### What the task requires:
Once the pictures are set aside, transcribe the remaining data exactly.

## begin Records for the task

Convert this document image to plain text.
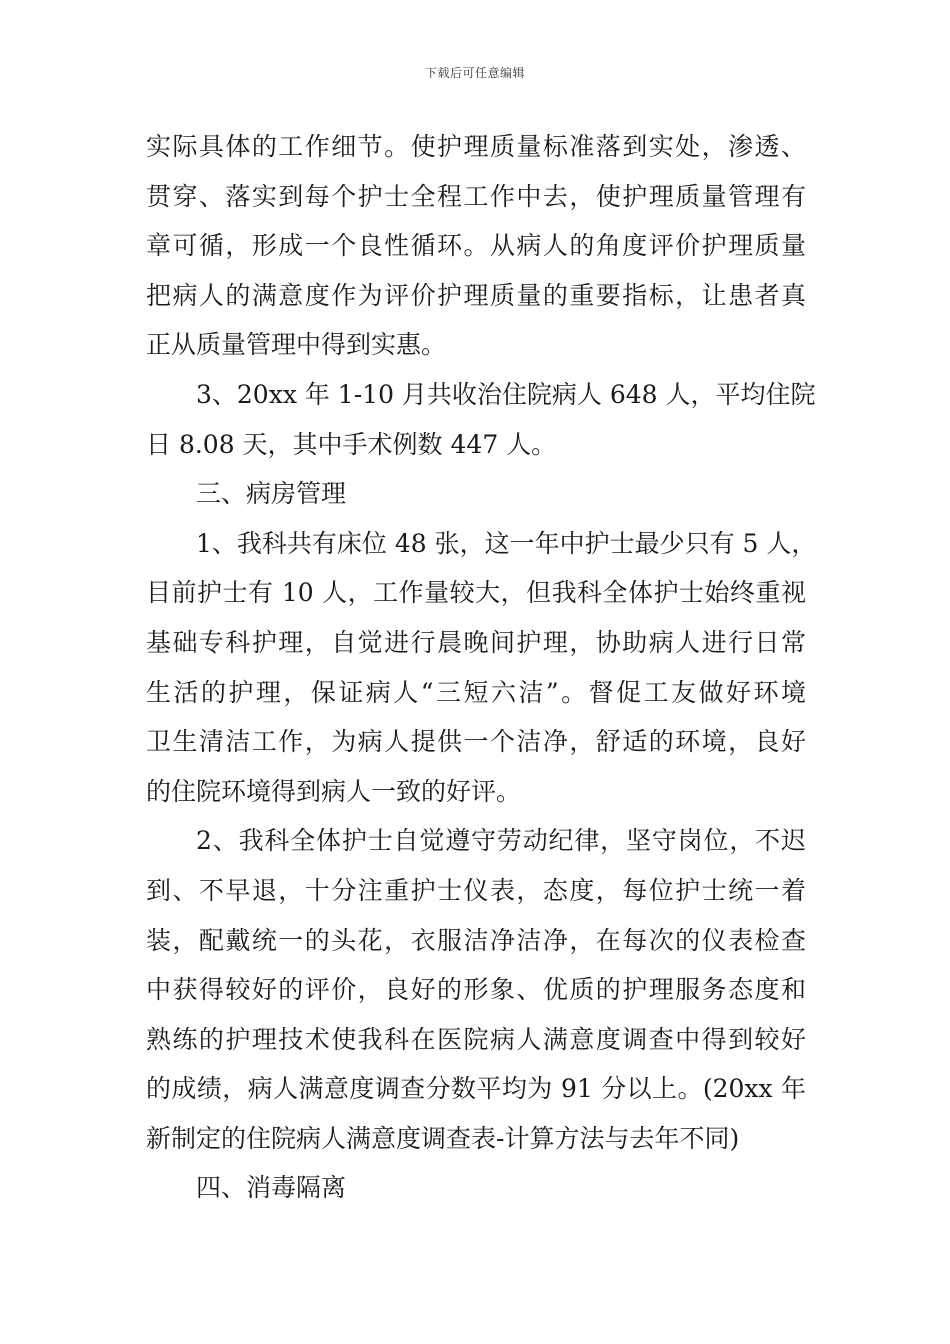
下载后可任意编辑
实际具体的工作细节。使护理质量标准落到实处，渗透、
贯穿、落实到每个护士全程工作中去，使护理质量管理有
章可循，形成一个良性循环。从病人的角度评价护理质量
把病人的满意度作为评价护理质量的重要指标，让患者真
正从质量管理中得到实惠。
3、20xx 年 1-10 月共收治住院病人 648 人，平均住院
日 8.08 天，其中手术例数 447 人。
三、病房管理
1、我科共有床位 48 张，这一年中护士最少只有 5 人，
目前护士有 10 人，工作量较大，但我科全体护士始终重视
基础专科护理，自觉进行晨晚间护理，协助病人进行日常
生活的护理，保证病人“三短六洁”。督促工友做好环境
卫生清洁工作，为病人提供一个洁净，舒适的环境，良好
的住院环境得到病人一致的好评。
2、我科全体护士自觉遵守劳动纪律，坚守岗位，不迟
到、不早退，十分注重护士仪表，态度，每位护士统一着
装，配戴统一的头花，衣服洁净洁净，在每次的仪表检查
中获得较好的评价，良好的形象、优质的护理服务态度和
熟练的护理技术使我科在医院病人满意度调查中得到较好
的成绩，病人满意度调查分数平均为 91 分以上。(20xx 年
新制定的住院病人满意度调查表-计算方法与去年不同)
四、消毒隔离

## end Records for the task

### Task output:
Convert this document image to plain text.
下载后可任意编辑
实际具体的工作细节。使护理质量标准落到实处，渗透、
贯穿、落实到每个护士全程工作中去，使护理质量管理有
章可循，形成一个良性循环。从病人的角度评价护理质量
把病人的满意度作为评价护理质量的重要指标，让患者真
正从质量管理中得到实惠。
3、20xx 年 1-10 月共收治住院病人 648 人，平均住院
日 8.08 天，其中手术例数 447 人。
三、病房管理
1、我科共有床位 48 张，这一年中护士最少只有 5 人，
目前护士有 10 人，工作量较大，但我科全体护士始终重视
基础专科护理，自觉进行晨晚间护理，协助病人进行日常
生活的护理，保证病人“三短六洁”。督促工友做好环境
卫生清洁工作，为病人提供一个洁净，舒适的环境，良好
的住院环境得到病人一致的好评。
2、我科全体护士自觉遵守劳动纪律，坚守岗位，不迟
到、不早退，十分注重护士仪表，态度，每位护士统一着
装，配戴统一的头花，衣服洁净洁净，在每次的仪表检查
中获得较好的评价，良好的形象、优质的护理服务态度和
熟练的护理技术使我科在医院病人满意度调查中得到较好
的成绩，病人满意度调查分数平均为 91 分以上。(20xx 年
新制定的住院病人满意度调查表-计算方法与去年不同)
四、消毒隔离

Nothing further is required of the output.